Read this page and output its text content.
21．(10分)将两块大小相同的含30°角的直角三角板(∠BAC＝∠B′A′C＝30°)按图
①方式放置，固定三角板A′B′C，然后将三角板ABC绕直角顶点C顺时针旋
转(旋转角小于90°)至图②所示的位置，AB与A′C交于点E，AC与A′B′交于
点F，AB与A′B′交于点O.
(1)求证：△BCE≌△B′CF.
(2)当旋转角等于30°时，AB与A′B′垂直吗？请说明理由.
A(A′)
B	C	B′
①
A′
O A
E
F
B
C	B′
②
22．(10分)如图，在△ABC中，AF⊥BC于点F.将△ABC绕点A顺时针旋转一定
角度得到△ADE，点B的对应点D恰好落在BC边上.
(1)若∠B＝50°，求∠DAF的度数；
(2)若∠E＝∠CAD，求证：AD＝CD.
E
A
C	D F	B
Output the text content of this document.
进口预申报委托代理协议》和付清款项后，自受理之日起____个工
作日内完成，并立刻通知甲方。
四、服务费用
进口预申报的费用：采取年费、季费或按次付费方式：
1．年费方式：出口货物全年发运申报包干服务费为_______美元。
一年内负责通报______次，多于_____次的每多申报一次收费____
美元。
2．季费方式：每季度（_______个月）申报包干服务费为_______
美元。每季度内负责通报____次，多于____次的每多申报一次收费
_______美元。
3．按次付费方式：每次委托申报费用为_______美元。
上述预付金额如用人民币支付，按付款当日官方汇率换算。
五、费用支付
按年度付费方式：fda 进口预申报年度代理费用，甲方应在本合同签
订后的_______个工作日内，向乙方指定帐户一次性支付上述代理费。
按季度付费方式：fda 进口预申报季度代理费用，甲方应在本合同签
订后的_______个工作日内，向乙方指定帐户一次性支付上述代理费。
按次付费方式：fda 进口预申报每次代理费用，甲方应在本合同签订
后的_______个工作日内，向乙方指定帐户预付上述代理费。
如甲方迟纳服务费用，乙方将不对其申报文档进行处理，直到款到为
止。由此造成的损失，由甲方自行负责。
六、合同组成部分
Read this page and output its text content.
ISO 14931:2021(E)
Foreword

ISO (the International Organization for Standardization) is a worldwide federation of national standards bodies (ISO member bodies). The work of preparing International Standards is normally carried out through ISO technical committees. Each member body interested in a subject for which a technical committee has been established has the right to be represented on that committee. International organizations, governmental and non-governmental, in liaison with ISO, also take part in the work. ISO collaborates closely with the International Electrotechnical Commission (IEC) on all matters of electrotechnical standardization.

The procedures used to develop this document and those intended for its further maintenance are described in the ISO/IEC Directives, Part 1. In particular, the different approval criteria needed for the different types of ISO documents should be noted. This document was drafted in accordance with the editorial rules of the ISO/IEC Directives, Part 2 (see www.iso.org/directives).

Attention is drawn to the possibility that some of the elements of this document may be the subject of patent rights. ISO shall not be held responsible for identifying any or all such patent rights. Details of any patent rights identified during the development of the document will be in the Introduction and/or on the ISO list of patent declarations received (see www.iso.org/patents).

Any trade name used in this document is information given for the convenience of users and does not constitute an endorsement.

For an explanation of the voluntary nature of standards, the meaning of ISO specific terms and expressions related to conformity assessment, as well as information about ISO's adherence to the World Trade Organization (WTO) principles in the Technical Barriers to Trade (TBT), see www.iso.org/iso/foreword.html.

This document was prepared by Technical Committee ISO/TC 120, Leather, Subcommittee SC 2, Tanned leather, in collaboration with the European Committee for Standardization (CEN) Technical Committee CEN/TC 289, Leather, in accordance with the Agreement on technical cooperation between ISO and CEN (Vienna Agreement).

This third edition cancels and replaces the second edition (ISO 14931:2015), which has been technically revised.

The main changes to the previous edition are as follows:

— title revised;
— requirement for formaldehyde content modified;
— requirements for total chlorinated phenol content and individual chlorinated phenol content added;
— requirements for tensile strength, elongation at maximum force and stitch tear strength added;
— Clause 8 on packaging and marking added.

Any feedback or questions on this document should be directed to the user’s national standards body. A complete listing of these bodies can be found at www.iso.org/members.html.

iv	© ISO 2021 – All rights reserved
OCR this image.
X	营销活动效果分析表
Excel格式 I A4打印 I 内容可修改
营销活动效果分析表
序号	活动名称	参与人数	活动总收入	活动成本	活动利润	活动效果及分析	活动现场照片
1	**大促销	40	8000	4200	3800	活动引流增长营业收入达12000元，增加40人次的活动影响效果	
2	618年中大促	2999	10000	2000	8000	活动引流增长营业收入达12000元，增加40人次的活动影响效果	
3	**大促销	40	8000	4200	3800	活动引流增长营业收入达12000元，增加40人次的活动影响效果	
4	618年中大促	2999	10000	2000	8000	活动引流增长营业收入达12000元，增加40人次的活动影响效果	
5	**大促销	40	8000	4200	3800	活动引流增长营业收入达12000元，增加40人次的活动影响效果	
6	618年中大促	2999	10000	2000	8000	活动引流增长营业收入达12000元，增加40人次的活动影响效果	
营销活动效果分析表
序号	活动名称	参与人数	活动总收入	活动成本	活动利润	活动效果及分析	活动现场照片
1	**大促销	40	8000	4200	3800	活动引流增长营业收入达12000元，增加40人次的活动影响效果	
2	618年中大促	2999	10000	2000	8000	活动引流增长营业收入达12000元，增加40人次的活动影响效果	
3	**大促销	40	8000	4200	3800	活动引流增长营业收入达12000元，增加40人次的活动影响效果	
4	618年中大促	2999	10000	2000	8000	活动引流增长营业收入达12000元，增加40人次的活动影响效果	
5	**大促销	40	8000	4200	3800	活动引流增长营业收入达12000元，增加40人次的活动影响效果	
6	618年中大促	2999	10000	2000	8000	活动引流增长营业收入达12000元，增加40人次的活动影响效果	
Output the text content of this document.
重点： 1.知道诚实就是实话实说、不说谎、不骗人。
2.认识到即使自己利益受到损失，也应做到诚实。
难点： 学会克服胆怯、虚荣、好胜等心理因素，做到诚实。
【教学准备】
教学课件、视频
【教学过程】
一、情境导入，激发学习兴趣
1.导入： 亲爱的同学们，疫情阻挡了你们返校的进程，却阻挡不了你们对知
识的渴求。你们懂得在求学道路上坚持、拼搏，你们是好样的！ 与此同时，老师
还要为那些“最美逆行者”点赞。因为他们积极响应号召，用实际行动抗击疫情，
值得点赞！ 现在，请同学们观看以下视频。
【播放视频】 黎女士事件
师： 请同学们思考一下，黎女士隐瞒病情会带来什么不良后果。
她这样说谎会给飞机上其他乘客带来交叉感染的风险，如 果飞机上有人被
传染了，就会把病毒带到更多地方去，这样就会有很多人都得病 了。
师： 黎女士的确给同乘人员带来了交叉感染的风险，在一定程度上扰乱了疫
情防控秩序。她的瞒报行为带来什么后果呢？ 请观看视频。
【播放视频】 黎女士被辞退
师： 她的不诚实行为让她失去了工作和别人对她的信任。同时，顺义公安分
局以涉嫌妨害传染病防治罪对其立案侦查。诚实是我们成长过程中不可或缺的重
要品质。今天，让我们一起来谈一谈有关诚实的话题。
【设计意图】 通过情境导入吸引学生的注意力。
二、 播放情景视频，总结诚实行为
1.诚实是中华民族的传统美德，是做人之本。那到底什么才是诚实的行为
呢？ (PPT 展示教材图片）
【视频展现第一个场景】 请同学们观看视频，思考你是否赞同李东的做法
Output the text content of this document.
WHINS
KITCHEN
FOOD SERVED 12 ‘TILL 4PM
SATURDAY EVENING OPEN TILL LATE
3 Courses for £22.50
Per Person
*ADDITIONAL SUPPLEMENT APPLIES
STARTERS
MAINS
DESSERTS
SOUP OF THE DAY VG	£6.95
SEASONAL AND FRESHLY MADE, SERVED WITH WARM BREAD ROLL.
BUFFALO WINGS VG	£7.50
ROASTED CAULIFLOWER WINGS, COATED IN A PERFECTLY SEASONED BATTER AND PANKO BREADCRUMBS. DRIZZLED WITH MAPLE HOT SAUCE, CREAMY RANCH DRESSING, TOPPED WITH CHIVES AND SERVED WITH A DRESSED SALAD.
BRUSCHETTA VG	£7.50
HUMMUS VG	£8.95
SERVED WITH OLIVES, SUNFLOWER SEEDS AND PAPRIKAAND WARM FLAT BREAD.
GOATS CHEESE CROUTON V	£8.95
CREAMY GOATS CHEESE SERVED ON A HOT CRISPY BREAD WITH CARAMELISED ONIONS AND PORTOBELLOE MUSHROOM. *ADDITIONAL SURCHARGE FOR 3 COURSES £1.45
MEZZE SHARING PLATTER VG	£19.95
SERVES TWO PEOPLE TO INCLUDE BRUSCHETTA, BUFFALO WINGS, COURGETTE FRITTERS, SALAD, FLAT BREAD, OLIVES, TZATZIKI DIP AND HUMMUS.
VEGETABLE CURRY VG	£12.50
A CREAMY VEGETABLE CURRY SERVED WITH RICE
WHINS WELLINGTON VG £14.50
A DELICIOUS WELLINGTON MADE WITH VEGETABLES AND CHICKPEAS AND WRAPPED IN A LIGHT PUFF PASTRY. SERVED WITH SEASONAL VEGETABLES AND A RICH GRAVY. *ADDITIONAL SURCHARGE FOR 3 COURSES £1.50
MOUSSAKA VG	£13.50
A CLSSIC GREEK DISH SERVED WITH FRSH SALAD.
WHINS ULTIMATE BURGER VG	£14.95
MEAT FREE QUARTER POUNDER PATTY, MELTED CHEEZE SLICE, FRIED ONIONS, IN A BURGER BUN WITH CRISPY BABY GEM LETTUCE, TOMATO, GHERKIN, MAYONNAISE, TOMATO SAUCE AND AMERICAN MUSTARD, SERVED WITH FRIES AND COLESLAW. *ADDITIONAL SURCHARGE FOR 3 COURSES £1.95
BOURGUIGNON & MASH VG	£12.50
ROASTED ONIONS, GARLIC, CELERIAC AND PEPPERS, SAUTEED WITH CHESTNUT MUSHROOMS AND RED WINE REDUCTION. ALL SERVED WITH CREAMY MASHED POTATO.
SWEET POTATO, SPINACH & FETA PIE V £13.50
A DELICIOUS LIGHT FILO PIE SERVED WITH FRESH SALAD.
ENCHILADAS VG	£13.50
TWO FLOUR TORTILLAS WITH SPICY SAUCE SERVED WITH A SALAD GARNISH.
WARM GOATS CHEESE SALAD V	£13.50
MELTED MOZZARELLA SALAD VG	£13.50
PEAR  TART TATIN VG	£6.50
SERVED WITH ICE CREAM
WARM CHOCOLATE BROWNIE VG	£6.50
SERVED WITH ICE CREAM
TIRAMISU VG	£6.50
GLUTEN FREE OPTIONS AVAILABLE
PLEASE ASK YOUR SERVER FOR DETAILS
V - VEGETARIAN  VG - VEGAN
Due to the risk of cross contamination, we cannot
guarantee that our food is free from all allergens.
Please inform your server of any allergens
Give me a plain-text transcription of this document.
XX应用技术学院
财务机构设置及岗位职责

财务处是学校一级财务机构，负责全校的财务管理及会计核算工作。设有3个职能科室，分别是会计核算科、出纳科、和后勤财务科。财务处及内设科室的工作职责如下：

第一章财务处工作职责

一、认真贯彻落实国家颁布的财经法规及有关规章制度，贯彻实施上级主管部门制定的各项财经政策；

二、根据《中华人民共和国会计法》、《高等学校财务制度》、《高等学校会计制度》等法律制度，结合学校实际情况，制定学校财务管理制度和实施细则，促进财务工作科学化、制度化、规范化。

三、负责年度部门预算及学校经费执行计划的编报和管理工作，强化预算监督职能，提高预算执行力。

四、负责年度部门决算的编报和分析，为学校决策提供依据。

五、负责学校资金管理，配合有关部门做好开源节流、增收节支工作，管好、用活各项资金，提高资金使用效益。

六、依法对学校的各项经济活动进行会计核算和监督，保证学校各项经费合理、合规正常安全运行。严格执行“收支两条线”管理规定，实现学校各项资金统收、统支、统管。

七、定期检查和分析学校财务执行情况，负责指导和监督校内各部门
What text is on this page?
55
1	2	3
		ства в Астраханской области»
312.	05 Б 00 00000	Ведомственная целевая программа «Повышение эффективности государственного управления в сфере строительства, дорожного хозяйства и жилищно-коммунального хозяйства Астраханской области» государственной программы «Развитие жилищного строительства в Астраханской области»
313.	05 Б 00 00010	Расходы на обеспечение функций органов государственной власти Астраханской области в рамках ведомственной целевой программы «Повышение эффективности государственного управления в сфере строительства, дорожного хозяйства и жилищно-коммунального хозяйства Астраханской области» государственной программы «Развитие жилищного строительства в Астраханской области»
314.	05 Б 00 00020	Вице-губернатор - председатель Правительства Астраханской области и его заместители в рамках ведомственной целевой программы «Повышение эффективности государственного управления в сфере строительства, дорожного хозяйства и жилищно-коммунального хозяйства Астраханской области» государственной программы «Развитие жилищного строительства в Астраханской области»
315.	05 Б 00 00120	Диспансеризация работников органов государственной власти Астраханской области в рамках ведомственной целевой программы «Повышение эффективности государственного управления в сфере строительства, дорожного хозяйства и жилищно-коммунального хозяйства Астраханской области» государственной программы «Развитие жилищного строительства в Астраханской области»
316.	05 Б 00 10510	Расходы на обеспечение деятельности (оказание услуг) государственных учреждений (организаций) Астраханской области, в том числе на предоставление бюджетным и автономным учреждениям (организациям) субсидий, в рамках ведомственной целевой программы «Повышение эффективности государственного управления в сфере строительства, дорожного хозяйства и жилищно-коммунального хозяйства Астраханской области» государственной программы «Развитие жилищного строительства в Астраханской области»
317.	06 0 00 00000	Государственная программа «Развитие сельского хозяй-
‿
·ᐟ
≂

########

--- PROBLEM ---
Gather up the lines containing the word "SEASONAL" from these records and copy them.

--- WRITTEN REPLY ---
SEASONAL AND FRESHLY MADE, SERVED WITH WARM BREAD ROLL.
A DELICIOUS WELLINGTON MADE WITH VEGETABLES AND CHICKPEAS AND WRAPPED IN A LIGHT PUFF PASTRY. SERVED WITH SEASONAL VEGETABLES AND A RICH GRAVY. *ADDITIONAL SURCHARGE FOR 3 COURSES £1.50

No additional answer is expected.